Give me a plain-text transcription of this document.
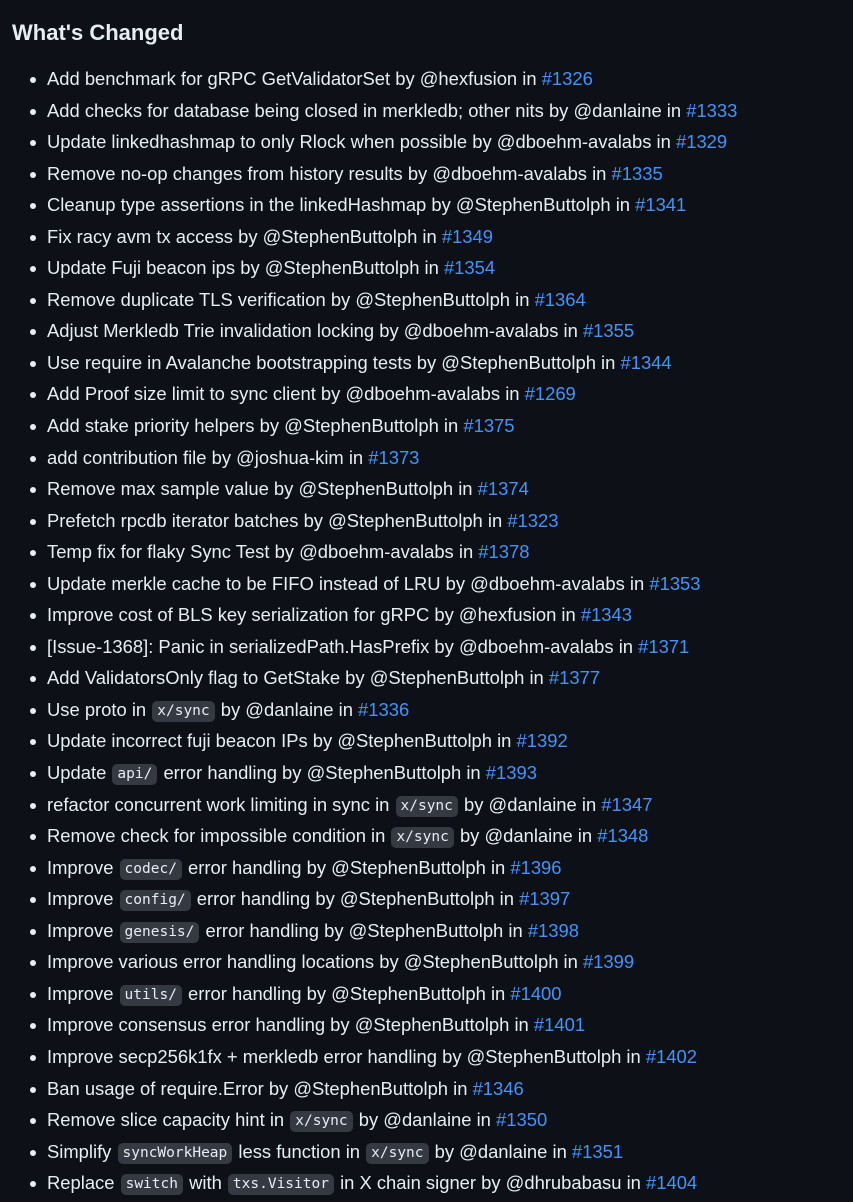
What's Changed
Add benchmark for gRPC GetValidatorSet by @hexfusion in #1326
Add checks for database being closed in merkledb; other nits by @danlaine in #1333
Update linkedhashmap to only Rlock when possible by @dboehm-avalabs in #1329
Remove no-op changes from history results by @dboehm-avalabs in #1335
Cleanup type assertions in the linkedHashmap by @StephenButtolph in #1341
Fix racy avm tx access by @StephenButtolph in #1349
Update Fuji beacon ips by @StephenButtolph in #1354
Remove duplicate TLS verification by @StephenButtolph in #1364
Adjust Merkledb Trie invalidation locking by @dboehm-avalabs in #1355
Use require in Avalanche bootstrapping tests by @StephenButtolph in #1344
Add Proof size limit to sync client by @dboehm-avalabs in #1269
Add stake priority helpers by @StephenButtolph in #1375
add contribution file by @joshua-kim in #1373
Remove max sample value by @StephenButtolph in #1374
Prefetch rpcdb iterator batches by @StephenButtolph in #1323
Temp fix for flaky Sync Test by @dboehm-avalabs in #1378
Update merkle cache to be FIFO instead of LRU by @dboehm-avalabs in #1353
Improve cost of BLS key serialization for gRPC by @hexfusion in #1343
[Issue-1368]: Panic in serializedPath.HasPrefix by @dboehm-avalabs in #1371
Add ValidatorsOnly flag to GetStake by @StephenButtolph in #1377
Use proto in x/sync by @danlaine in #1336
Update incorrect fuji beacon IPs by @StephenButtolph in #1392
Update api/ error handling by @StephenButtolph in #1393
refactor concurrent work limiting in sync in x/sync by @danlaine in #1347
Remove check for impossible condition in x/sync by @danlaine in #1348
Improve codec/ error handling by @StephenButtolph in #1396
Improve config/ error handling by @StephenButtolph in #1397
Improve genesis/ error handling by @StephenButtolph in #1398
Improve various error handling locations by @StephenButtolph in #1399
Improve utils/ error handling by @StephenButtolph in #1400
Improve consensus error handling by @StephenButtolph in #1401
Improve secp256k1fx + merkledb error handling by @StephenButtolph in #1402
Ban usage of require.Error by @StephenButtolph in #1346
Remove slice capacity hint in x/sync by @danlaine in #1350
Simplify syncWorkHeap less function in x/sync by @danlaine in #1351
Replace switch with txs.Visitor in X chain signer by @dhrubabasu in #1404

______

PROBLEM REQUIREMENTS: Print all the material above verbatim and omit its pictures.

ANSWER BOX:
Give me a plain-text transcription of this document.
What's Changed
Add benchmark for gRPC GetValidatorSet by @hexfusion in #1326
Add checks for database being closed in merkledb; other nits by @danlaine in #1333
Update linkedhashmap to only Rlock when possible by @dboehm-avalabs in #1329
Remove no-op changes from history results by @dboehm-avalabs in #1335
Cleanup type assertions in the linkedHashmap by @StephenButtolph in #1341
Fix racy avm tx access by @StephenButtolph in #1349
Update Fuji beacon ips by @StephenButtolph in #1354
Remove duplicate TLS verification by @StephenButtolph in #1364
Adjust Merkledb Trie invalidation locking by @dboehm-avalabs in #1355
Use require in Avalanche bootstrapping tests by @StephenButtolph in #1344
Add Proof size limit to sync client by @dboehm-avalabs in #1269
Add stake priority helpers by @StephenButtolph in #1375
add contribution file by @joshua-kim in #1373
Remove max sample value by @StephenButtolph in #1374
Prefetch rpcdb iterator batches by @StephenButtolph in #1323
Temp fix for flaky Sync Test by @dboehm-avalabs in #1378
Update merkle cache to be FIFO instead of LRU by @dboehm-avalabs in #1353
Improve cost of BLS key serialization for gRPC by @hexfusion in #1343
[Issue-1368]: Panic in serializedPath.HasPrefix by @dboehm-avalabs in #1371
Add ValidatorsOnly flag to GetStake by @StephenButtolph in #1377
Use proto in x/sync by @danlaine in #1336
Update incorrect fuji beacon IPs by @StephenButtolph in #1392
Update api/ error handling by @StephenButtolph in #1393
refactor concurrent work limiting in sync in x/sync by @danlaine in #1347
Remove check for impossible condition in x/sync by @danlaine in #1348
Improve codec/ error handling by @StephenButtolph in #1396
Improve config/ error handling by @StephenButtolph in #1397
Improve genesis/ error handling by @StephenButtolph in #1398
Improve various error handling locations by @StephenButtolph in #1399
Improve utils/ error handling by @StephenButtolph in #1400
Improve consensus error handling by @StephenButtolph in #1401
Improve secp256k1fx + merkledb error handling by @StephenButtolph in #1402
Ban usage of require.Error by @StephenButtolph in #1346
Remove slice capacity hint in x/sync by @danlaine in #1350
Simplify syncWorkHeap less function in x/sync by @danlaine in #1351
Replace switch with txs.Visitor in X chain signer by @dhrubabasu in #1404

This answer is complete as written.